What the exercise asks
Retype the whole listing verbatim and keep the pictures out of it.

Records
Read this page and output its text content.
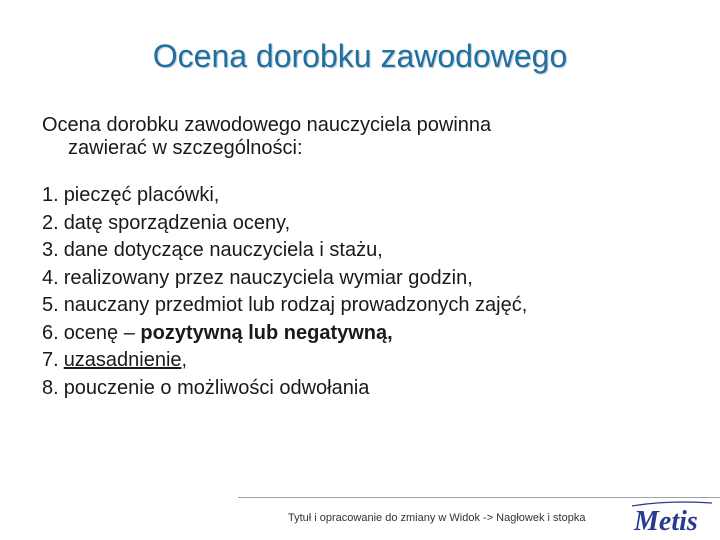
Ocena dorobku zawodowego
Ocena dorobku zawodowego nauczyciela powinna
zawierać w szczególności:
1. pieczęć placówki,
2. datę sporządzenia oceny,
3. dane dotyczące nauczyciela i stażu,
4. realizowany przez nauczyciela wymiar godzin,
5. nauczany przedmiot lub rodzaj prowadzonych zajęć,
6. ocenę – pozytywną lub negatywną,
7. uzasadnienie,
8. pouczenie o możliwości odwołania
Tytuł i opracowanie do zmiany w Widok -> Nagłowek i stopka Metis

Response
Read this page and output its text content.
Ocena dorobku zawodowego
Ocena dorobku zawodowego nauczyciela powinna
zawierać w szczególności:
1. pieczęć placówki,
2. datę sporządzenia oceny,
3. dane dotyczące nauczyciela i stażu,
4. realizowany przez nauczyciela wymiar godzin,
5. nauczany przedmiot lub rodzaj prowadzonych zajęć,
6. ocenę – pozytywną lub negatywną,
7. uzasadnienie,
8. pouczenie o możliwości odwołania
Tytuł i opracowanie do zmiany w Widok -> Nagłowek i stopka Metis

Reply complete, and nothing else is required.